Problem to work on ▸
Collect every line of the records below that contains the word "name".

Extracted records ▸
▬▬▬▬▬▬

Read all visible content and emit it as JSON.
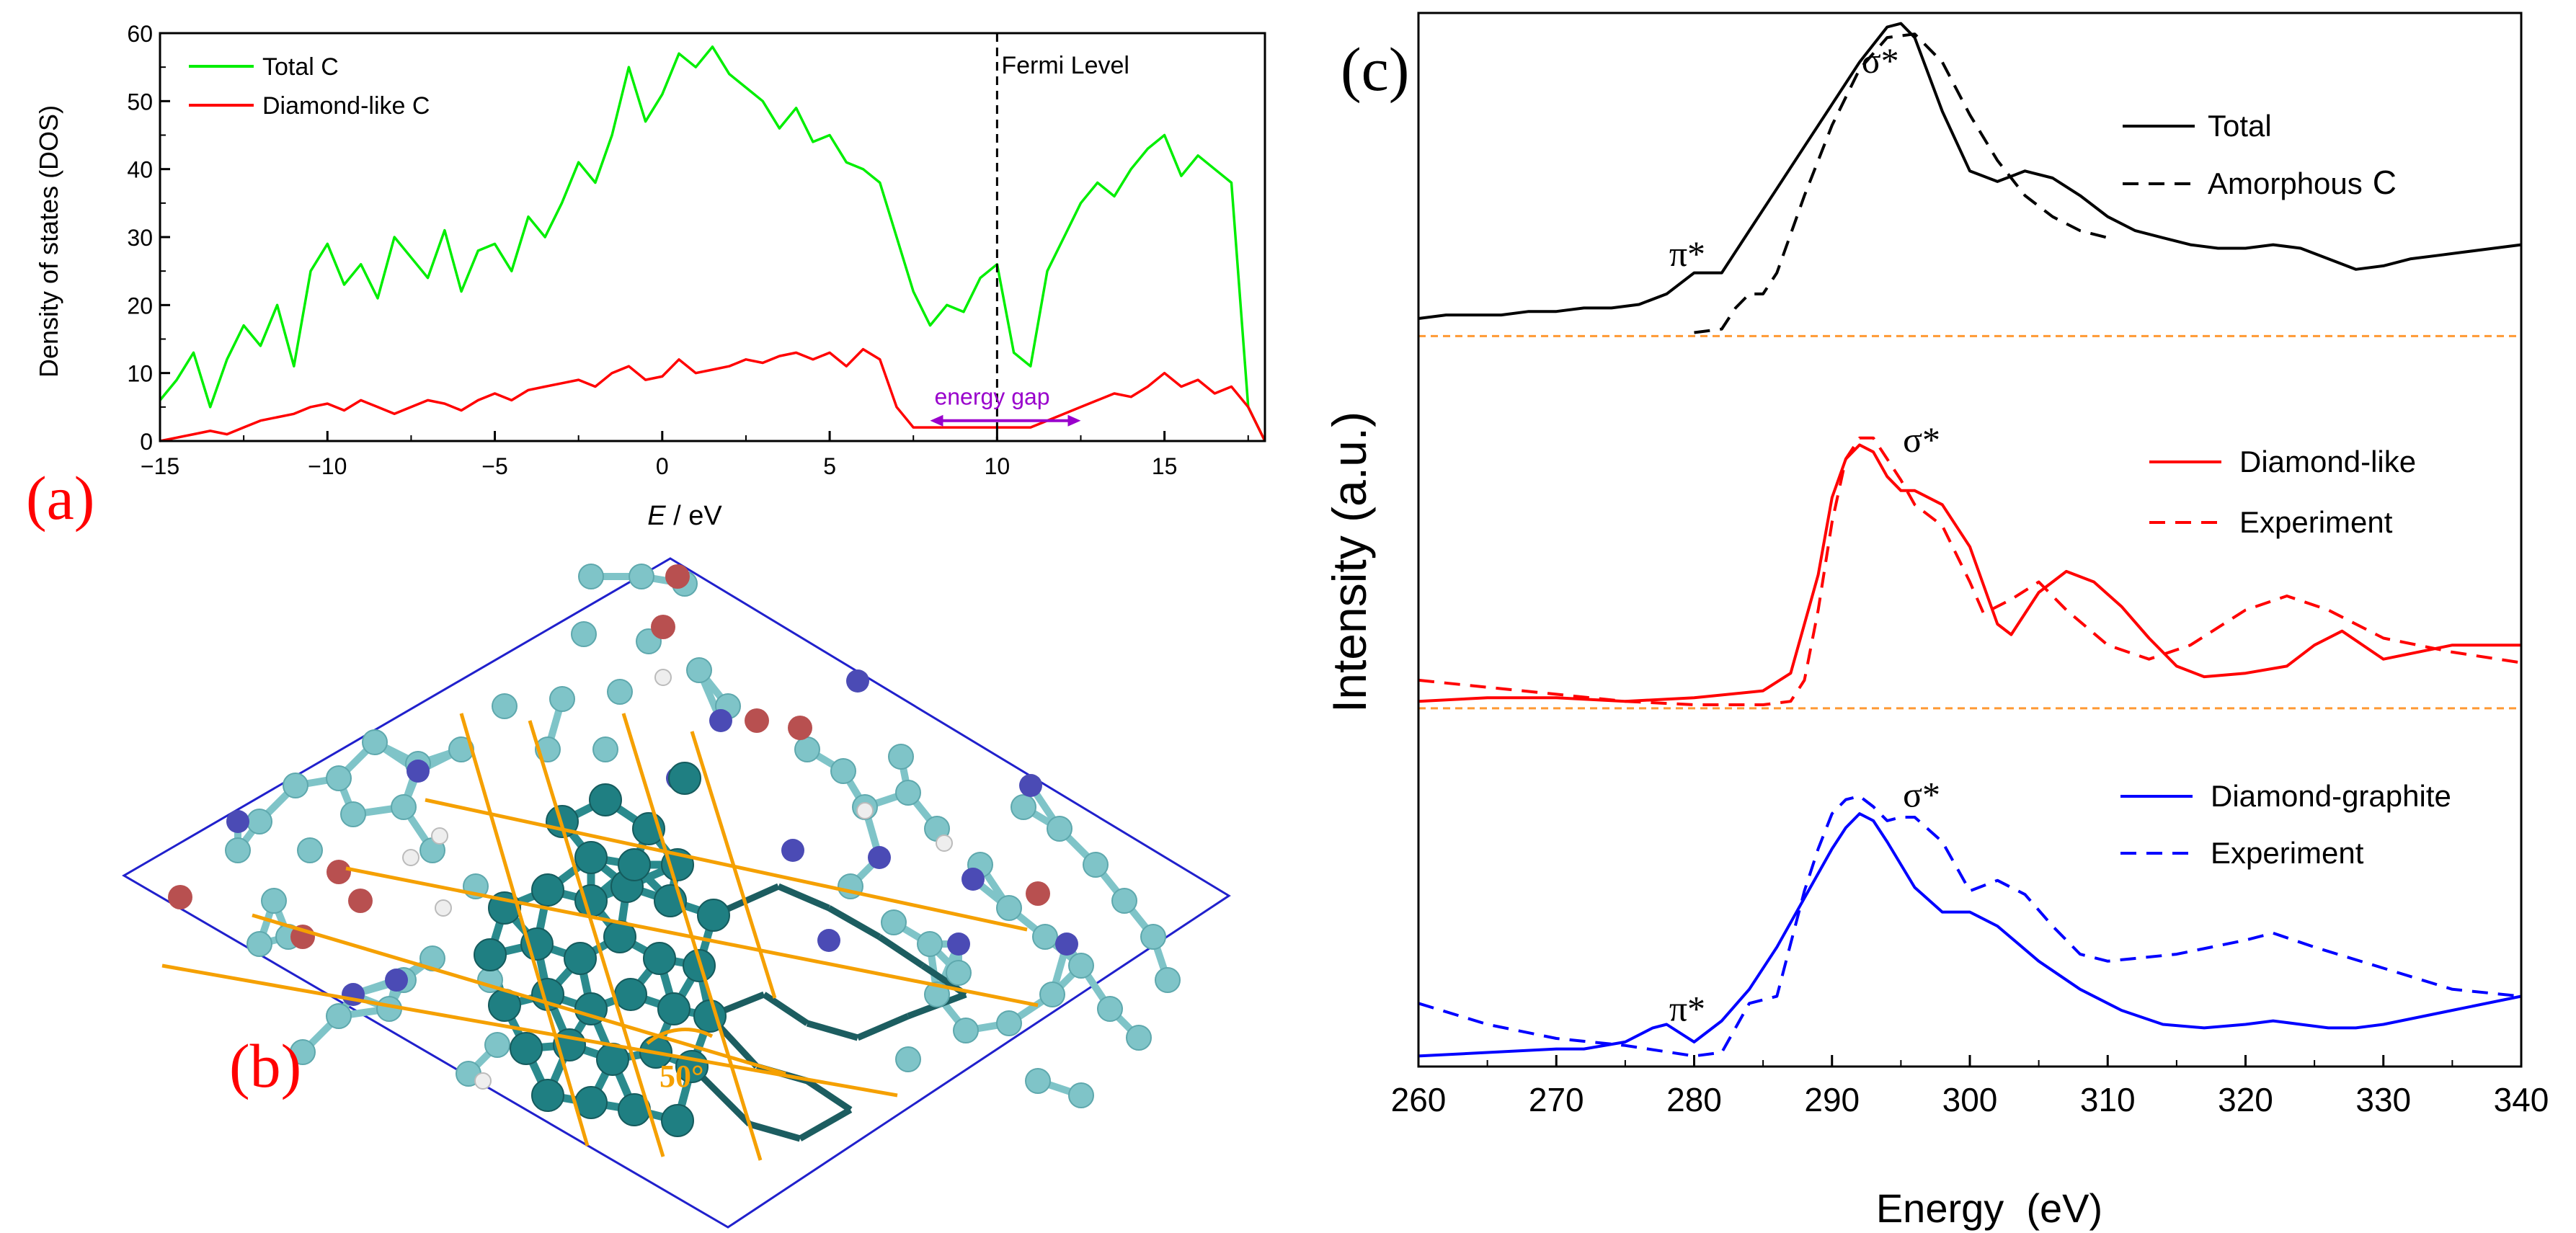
{
  "panel_labels": {
    "a": "(a)",
    "b": "(b)",
    "c": "(c)"
  },
  "colors": {
    "total": "#00ee00",
    "diamond_like": "#ff0000",
    "diamond_graphite": "#0000ff",
    "gap_arrow": "#9900cc",
    "angle_lines": "#f5a000",
    "separator": "#ff9933",
    "axis": "#000000"
  },
  "chart_data": [
    {
      "id": "dos",
      "type": "line",
      "title": "",
      "xlabel_italic": "E",
      "xlabel_rest": " / eV",
      "ylabel": "Density of states (DOS)",
      "xlim": [
        -15,
        18
      ],
      "ylim": [
        0,
        60
      ],
      "xticks": [
        -15,
        -10,
        -5,
        0,
        5,
        10,
        15
      ],
      "yticks": [
        0,
        10,
        20,
        30,
        40,
        50,
        60
      ],
      "legend": [
        "Total C",
        "Diamond-like C"
      ],
      "annotations": {
        "fermi": "Fermi Level",
        "fermi_x": 10,
        "gap": "energy gap",
        "gap_range": [
          8,
          12.5
        ],
        "gap_y": 3
      },
      "series": [
        {
          "name": "Total C",
          "x": [
            -15,
            -14.5,
            -14,
            -13.5,
            -13,
            -12.5,
            -12,
            -11.5,
            -11,
            -10.5,
            -10,
            -9.5,
            -9,
            -8.5,
            -8,
            -7.5,
            -7,
            -6.5,
            -6,
            -5.5,
            -5,
            -4.5,
            -4,
            -3.5,
            -3,
            -2.5,
            -2,
            -1.5,
            -1,
            -0.5,
            0,
            0.5,
            1,
            1.5,
            2,
            2.5,
            3,
            3.5,
            4,
            4.5,
            5,
            5.5,
            6,
            6.5,
            7,
            7.5,
            8,
            8.5,
            9,
            9.5,
            10,
            10.5,
            11,
            11.5,
            12,
            12.5,
            13,
            13.5,
            14,
            14.5,
            15,
            15.5,
            16,
            16.5,
            17,
            17.5,
            18
          ],
          "y": [
            6,
            9,
            13,
            5,
            12,
            17,
            14,
            20,
            11,
            25,
            29,
            23,
            26,
            21,
            30,
            27,
            24,
            31,
            22,
            28,
            29,
            25,
            33,
            30,
            35,
            41,
            38,
            45,
            55,
            47,
            51,
            57,
            55,
            58,
            54,
            52,
            50,
            46,
            49,
            44,
            45,
            41,
            40,
            38,
            30,
            22,
            17,
            20,
            19,
            24,
            26,
            13,
            11,
            25,
            30,
            35,
            38,
            36,
            40,
            43,
            45,
            39,
            42,
            40,
            38,
            5,
            0
          ]
        },
        {
          "name": "Diamond-like C",
          "x": [
            -15,
            -14.5,
            -14,
            -13.5,
            -13,
            -12.5,
            -12,
            -11.5,
            -11,
            -10.5,
            -10,
            -9.5,
            -9,
            -8.5,
            -8,
            -7.5,
            -7,
            -6.5,
            -6,
            -5.5,
            -5,
            -4.5,
            -4,
            -3.5,
            -3,
            -2.5,
            -2,
            -1.5,
            -1,
            -0.5,
            0,
            0.5,
            1,
            1.5,
            2,
            2.5,
            3,
            3.5,
            4,
            4.5,
            5,
            5.5,
            6,
            6.5,
            7,
            7.5,
            8,
            8.5,
            9,
            9.5,
            10,
            10.5,
            11,
            11.5,
            12,
            12.5,
            13,
            13.5,
            14,
            14.5,
            15,
            15.5,
            16,
            16.5,
            17,
            17.5,
            18
          ],
          "y": [
            0,
            0.5,
            1,
            1.5,
            1,
            2,
            3,
            3.5,
            4,
            5,
            5.5,
            4.5,
            6,
            5,
            4,
            5,
            6,
            5.5,
            4.5,
            6,
            7,
            6,
            7.5,
            8,
            8.5,
            9,
            8,
            10,
            11,
            9,
            9.5,
            12,
            10,
            10.5,
            11,
            12,
            11.5,
            12.5,
            13,
            12,
            13,
            11,
            13.5,
            12,
            5,
            2,
            2,
            2,
            2,
            2,
            2,
            2,
            2,
            3,
            4,
            5,
            6,
            7,
            6.5,
            8,
            10,
            8,
            9,
            7,
            8,
            5,
            0
          ]
        }
      ]
    },
    {
      "id": "xas",
      "type": "line",
      "title": "",
      "xlabel": "Energy  (eV)",
      "ylabel": "Intensity (a.u.)",
      "xlim": [
        260,
        340
      ],
      "ylim": [
        0,
        3
      ],
      "xticks": [
        260,
        270,
        280,
        290,
        300,
        310,
        320,
        330,
        340
      ],
      "yticks": [],
      "separators": [
        2.08,
        1.02
      ],
      "legend": [
        {
          "label": "Total",
          "style": "solid",
          "color": "#000000"
        },
        {
          "label": "Amorphous",
          "label_suffix": "C",
          "style": "dashed",
          "color": "#000000"
        },
        {
          "label": "Diamond-like",
          "style": "solid",
          "color": "#ff0000"
        },
        {
          "label": "Experiment",
          "style": "dashed",
          "color": "#ff0000"
        },
        {
          "label": "Diamond-graphite",
          "style": "solid",
          "color": "#0000ff"
        },
        {
          "label": "Experiment",
          "style": "dashed",
          "color": "#0000ff"
        }
      ],
      "annotations": [
        {
          "text": "σ*",
          "x": 293.5,
          "y": 2.83
        },
        {
          "text": "π*",
          "x": 279.5,
          "y": 2.28
        },
        {
          "text": "σ*",
          "x": 296.5,
          "y": 1.75
        },
        {
          "text": "σ*",
          "x": 296.5,
          "y": 0.74
        },
        {
          "text": "π*",
          "x": 279.5,
          "y": 0.13
        }
      ],
      "series": [
        {
          "name": "Total",
          "style": "solid",
          "color": "#000000",
          "x": [
            260,
            262,
            264,
            266,
            268,
            270,
            272,
            274,
            276,
            278,
            280,
            282,
            284,
            286,
            288,
            290,
            292,
            294,
            295,
            296,
            298,
            300,
            302,
            304,
            306,
            308,
            310,
            312,
            314,
            316,
            318,
            320,
            322,
            324,
            326,
            328,
            330,
            332,
            334,
            336,
            338,
            340
          ],
          "y": [
            2.13,
            2.14,
            2.14,
            2.14,
            2.15,
            2.15,
            2.16,
            2.16,
            2.17,
            2.2,
            2.26,
            2.26,
            2.38,
            2.5,
            2.62,
            2.74,
            2.86,
            2.96,
            2.97,
            2.93,
            2.72,
            2.55,
            2.52,
            2.55,
            2.53,
            2.48,
            2.42,
            2.38,
            2.36,
            2.34,
            2.33,
            2.33,
            2.34,
            2.33,
            2.3,
            2.27,
            2.28,
            2.3,
            2.31,
            2.32,
            2.33,
            2.34
          ]
        },
        {
          "name": "Amorphous C",
          "style": "dashed",
          "color": "#000000",
          "x": [
            280,
            282,
            283,
            284,
            285,
            286,
            288,
            290,
            292,
            294,
            296,
            298,
            300,
            302,
            304,
            306,
            308,
            310
          ],
          "y": [
            2.09,
            2.1,
            2.16,
            2.2,
            2.2,
            2.26,
            2.48,
            2.68,
            2.84,
            2.93,
            2.94,
            2.86,
            2.71,
            2.58,
            2.48,
            2.42,
            2.38,
            2.36
          ]
        },
        {
          "name": "Diamond-like",
          "style": "solid",
          "color": "#ff0000",
          "x": [
            260,
            265,
            270,
            275,
            280,
            285,
            287,
            289,
            290,
            291,
            292,
            293,
            294,
            295,
            296,
            298,
            300,
            302,
            303,
            305,
            307,
            309,
            311,
            313,
            315,
            317,
            320,
            323,
            325,
            327,
            330,
            335,
            340
          ],
          "y": [
            1.04,
            1.05,
            1.05,
            1.04,
            1.05,
            1.07,
            1.12,
            1.4,
            1.62,
            1.73,
            1.77,
            1.75,
            1.68,
            1.64,
            1.64,
            1.6,
            1.48,
            1.26,
            1.23,
            1.35,
            1.41,
            1.38,
            1.31,
            1.22,
            1.14,
            1.11,
            1.12,
            1.14,
            1.2,
            1.24,
            1.16,
            1.2,
            1.2
          ]
        },
        {
          "name": "Experiment",
          "style": "dashed",
          "color": "#ff0000",
          "x": [
            260,
            265,
            270,
            275,
            280,
            285,
            287,
            288,
            289,
            290,
            291,
            292,
            293,
            294,
            295,
            296,
            298,
            300,
            301,
            303,
            305,
            307,
            310,
            313,
            316,
            320,
            323,
            326,
            330,
            335,
            340
          ],
          "y": [
            1.1,
            1.08,
            1.06,
            1.04,
            1.03,
            1.03,
            1.04,
            1.1,
            1.3,
            1.55,
            1.73,
            1.79,
            1.79,
            1.73,
            1.67,
            1.6,
            1.54,
            1.38,
            1.29,
            1.33,
            1.38,
            1.3,
            1.2,
            1.16,
            1.2,
            1.3,
            1.34,
            1.3,
            1.22,
            1.18,
            1.15
          ]
        },
        {
          "name": "Diamond-graphite",
          "style": "solid",
          "color": "#0000ff",
          "x": [
            260,
            265,
            270,
            272,
            275,
            277,
            278,
            280,
            282,
            284,
            286,
            288,
            290,
            291,
            292,
            293,
            294,
            296,
            298,
            300,
            302,
            305,
            308,
            311,
            314,
            317,
            320,
            322,
            324,
            326,
            328,
            330,
            335,
            340
          ],
          "y": [
            0.03,
            0.04,
            0.05,
            0.05,
            0.07,
            0.11,
            0.12,
            0.07,
            0.13,
            0.22,
            0.34,
            0.48,
            0.62,
            0.68,
            0.72,
            0.7,
            0.64,
            0.51,
            0.44,
            0.44,
            0.4,
            0.3,
            0.22,
            0.16,
            0.12,
            0.11,
            0.12,
            0.13,
            0.12,
            0.11,
            0.11,
            0.12,
            0.16,
            0.2
          ]
        },
        {
          "name": "Experiment",
          "style": "dashed",
          "color": "#0000ff",
          "x": [
            260,
            265,
            270,
            275,
            280,
            282,
            284,
            286,
            287,
            288,
            289,
            290,
            291,
            292,
            293,
            294,
            295,
            296,
            298,
            300,
            302,
            304,
            306,
            308,
            310,
            315,
            320,
            322,
            325,
            330,
            335,
            340
          ],
          "y": [
            0.18,
            0.12,
            0.08,
            0.06,
            0.03,
            0.04,
            0.18,
            0.2,
            0.35,
            0.5,
            0.62,
            0.72,
            0.76,
            0.77,
            0.74,
            0.7,
            0.71,
            0.71,
            0.64,
            0.5,
            0.53,
            0.49,
            0.4,
            0.32,
            0.3,
            0.32,
            0.36,
            0.38,
            0.34,
            0.28,
            0.22,
            0.2
          ]
        }
      ]
    }
  ],
  "structure": {
    "angle_label": "50°"
  }
}
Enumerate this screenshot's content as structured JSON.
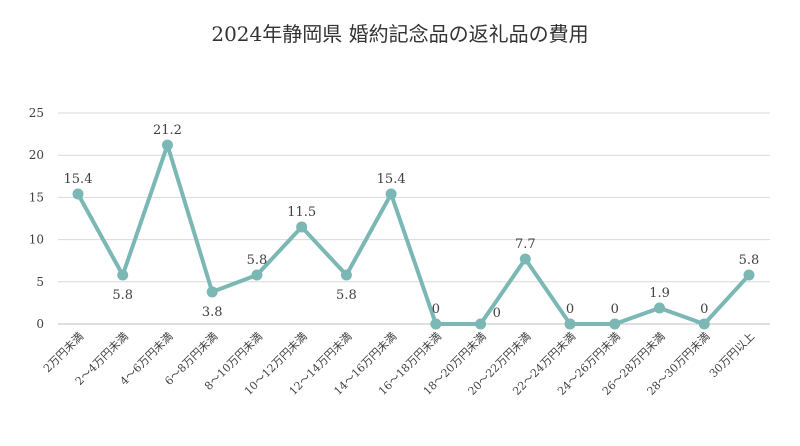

▬▬▬▬▬▬

The result ▸
          "name": "Total C",
          "name": "Diamond-like C",
          "name": "Total",
          "name": "Amorphous C",
          "name": "Diamond-like",
          "name": "Experiment",
          "name": "Diamond-graphite",
          "name": "Experiment",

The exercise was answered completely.